* _GIVEN TASK_
Comb through the entries for "только" and pull out each line that holds it.
* * * * * * * * *
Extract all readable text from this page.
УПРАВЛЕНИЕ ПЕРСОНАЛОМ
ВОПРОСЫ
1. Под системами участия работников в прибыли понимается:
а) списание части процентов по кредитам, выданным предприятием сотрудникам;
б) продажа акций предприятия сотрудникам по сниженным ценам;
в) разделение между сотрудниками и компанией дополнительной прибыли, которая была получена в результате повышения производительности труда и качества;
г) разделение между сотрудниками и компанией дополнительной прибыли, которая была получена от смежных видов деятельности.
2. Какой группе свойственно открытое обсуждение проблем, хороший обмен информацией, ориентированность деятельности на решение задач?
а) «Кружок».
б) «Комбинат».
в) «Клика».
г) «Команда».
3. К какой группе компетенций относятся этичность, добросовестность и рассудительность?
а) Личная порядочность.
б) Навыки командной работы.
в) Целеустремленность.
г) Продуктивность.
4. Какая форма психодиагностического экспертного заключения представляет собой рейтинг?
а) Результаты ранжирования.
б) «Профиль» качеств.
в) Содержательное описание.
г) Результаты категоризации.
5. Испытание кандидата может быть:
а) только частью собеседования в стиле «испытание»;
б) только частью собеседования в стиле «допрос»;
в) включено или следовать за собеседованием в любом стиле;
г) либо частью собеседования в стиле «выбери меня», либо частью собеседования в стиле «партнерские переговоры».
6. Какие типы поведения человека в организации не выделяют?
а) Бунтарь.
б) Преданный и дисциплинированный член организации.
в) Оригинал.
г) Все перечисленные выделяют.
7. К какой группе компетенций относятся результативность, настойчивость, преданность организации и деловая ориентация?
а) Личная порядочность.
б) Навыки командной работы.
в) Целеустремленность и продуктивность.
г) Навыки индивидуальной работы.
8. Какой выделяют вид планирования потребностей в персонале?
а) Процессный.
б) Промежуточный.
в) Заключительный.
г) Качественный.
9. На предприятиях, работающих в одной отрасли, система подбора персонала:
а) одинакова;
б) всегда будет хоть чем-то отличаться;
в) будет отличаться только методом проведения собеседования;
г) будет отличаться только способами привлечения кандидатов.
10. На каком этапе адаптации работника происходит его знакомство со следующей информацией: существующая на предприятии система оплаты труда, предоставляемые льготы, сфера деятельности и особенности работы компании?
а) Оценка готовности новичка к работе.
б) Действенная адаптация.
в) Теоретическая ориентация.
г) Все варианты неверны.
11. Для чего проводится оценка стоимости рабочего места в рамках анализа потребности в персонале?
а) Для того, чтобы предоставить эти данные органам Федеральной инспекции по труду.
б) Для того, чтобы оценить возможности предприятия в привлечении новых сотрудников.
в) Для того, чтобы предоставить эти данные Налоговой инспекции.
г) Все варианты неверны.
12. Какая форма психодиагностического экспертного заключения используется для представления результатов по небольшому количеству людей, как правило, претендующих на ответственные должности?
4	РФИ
* * * * * * * * *
* _EXERCISE RESPONSE_
а) только частью собеседования в стиле «испытание»;
б) только частью собеседования в стиле «допрос»;
в) будет отличаться только методом проведения собеседования;
г) будет отличаться только способами привлечения кандидатов.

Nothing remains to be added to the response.